# [EXERCISE AIM]
Restate the data below word for word. Skip any images it contains.

Records contained in a dataset
════════════════════

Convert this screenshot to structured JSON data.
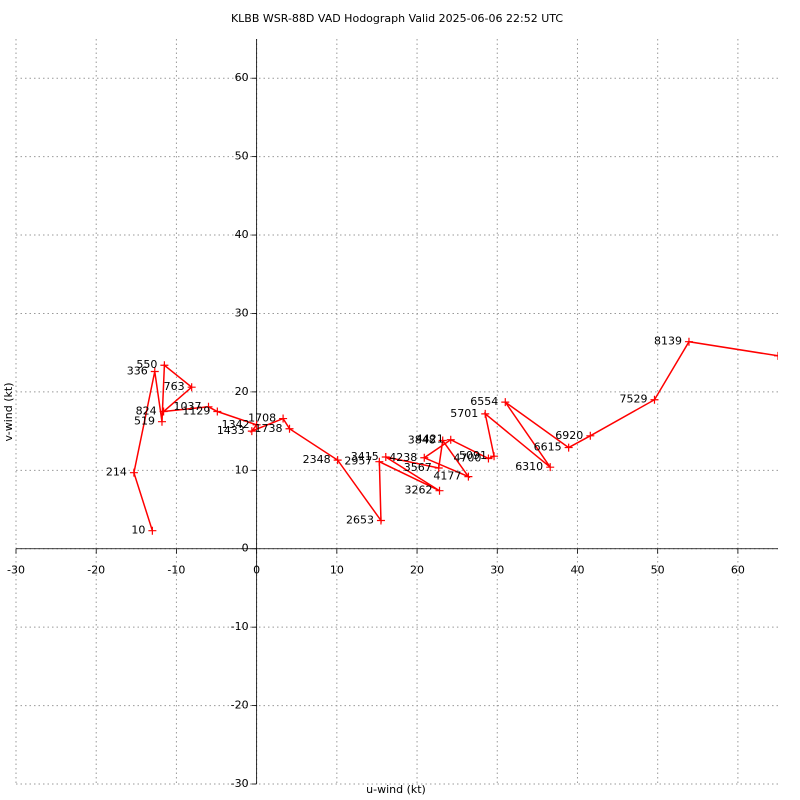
{
  "chart_data": {
    "type": "line",
    "title": "KLBB WSR-88D VAD Hodograph Valid 2025-06-06 22:52 UTC",
    "x_label": "u-wind (kt)",
    "y_label": "v-wind (kt)",
    "color": "#ff0000",
    "grid": true,
    "xlim": [
      -30,
      65
    ],
    "ylim": [
      -30,
      65
    ],
    "xticks": [
      -30,
      -20,
      -10,
      0,
      10,
      20,
      30,
      40,
      50,
      60
    ],
    "yticks": [
      -30,
      -20,
      -10,
      0,
      10,
      20,
      30,
      40,
      50,
      60
    ],
    "point_labels": [
      10,
      214,
      336,
      519,
      550,
      763,
      824,
      1037,
      1129,
      1342,
      1433,
      1708,
      1738,
      2348,
      2653,
      2957,
      3262,
      3415,
      3567,
      3848,
      4177,
      4238,
      4421,
      4700,
      5091,
      5701,
      6310,
      6554,
      6615,
      6920,
      7529,
      8139,
      null
    ],
    "x": [
      -13.0,
      -15.3,
      -12.7,
      -11.8,
      -11.5,
      -8.1,
      -11.6,
      -6.0,
      -4.9,
      0.0,
      -0.6,
      3.3,
      4.1,
      10.1,
      15.5,
      15.3,
      22.8,
      16.1,
      22.7,
      23.2,
      26.4,
      20.9,
      24.2,
      28.9,
      29.6,
      28.5,
      36.6,
      31.0,
      38.9,
      41.6,
      49.6,
      53.9,
      65.0
    ],
    "values": [
      2.3,
      9.7,
      22.6,
      16.2,
      23.4,
      20.6,
      17.5,
      18.1,
      17.5,
      15.8,
      15.0,
      16.6,
      15.3,
      11.3,
      3.6,
      11.1,
      7.4,
      11.7,
      10.3,
      13.8,
      9.2,
      11.6,
      13.9,
      11.5,
      11.8,
      17.2,
      10.4,
      18.7,
      12.9,
      14.4,
      19.0,
      26.4,
      24.6
    ]
  }
}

════════════════════

# [SOLUTION]
Convert this screenshot to structured JSON data.
{
  "chart_data": {
    "type": "line",
    "title": "KLBB WSR-88D VAD Hodograph Valid 2025-06-06 22:52 UTC",
    "x_label": "u-wind (kt)",
    "y_label": "v-wind (kt)",
    "color": "#ff0000",
    "grid": true,
    "xlim": [
      -30,
      65
    ],
    "ylim": [
      -30,
      65
    ],
    "xticks": [
      -30,
      -20,
      -10,
      0,
      10,
      20,
      30,
      40,
      50,
      60
    ],
    "yticks": [
      -30,
      -20,
      -10,
      0,
      10,
      20,
      30,
      40,
      50,
      60
    ],
    "point_labels": [
      10,
      214,
      336,
      519,
      550,
      763,
      824,
      1037,
      1129,
      1342,
      1433,
      1708,
      1738,
      2348,
      2653,
      2957,
      3262,
      3415,
      3567,
      3848,
      4177,
      4238,
      4421,
      4700,
      5091,
      5701,
      6310,
      6554,
      6615,
      6920,
      7529,
      8139,
      null
    ],
    "x": [
      -13.0,
      -15.3,
      -12.7,
      -11.8,
      -11.5,
      -8.1,
      -11.6,
      -6.0,
      -4.9,
      0.0,
      -0.6,
      3.3,
      4.1,
      10.1,
      15.5,
      15.3,
      22.8,
      16.1,
      22.7,
      23.2,
      26.4,
      20.9,
      24.2,
      28.9,
      29.6,
      28.5,
      36.6,
      31.0,
      38.9,
      41.6,
      49.6,
      53.9,
      65.0
    ],
    "values": [
      2.3,
      9.7,
      22.6,
      16.2,
      23.4,
      20.6,
      17.5,
      18.1,
      17.5,
      15.8,
      15.0,
      16.6,
      15.3,
      11.3,
      3.6,
      11.1,
      7.4,
      11.7,
      10.3,
      13.8,
      9.2,
      11.6,
      13.9,
      11.5,
      11.8,
      17.2,
      10.4,
      18.7,
      12.9,
      14.4,
      19.0,
      26.4,
      24.6
    ]
  }
}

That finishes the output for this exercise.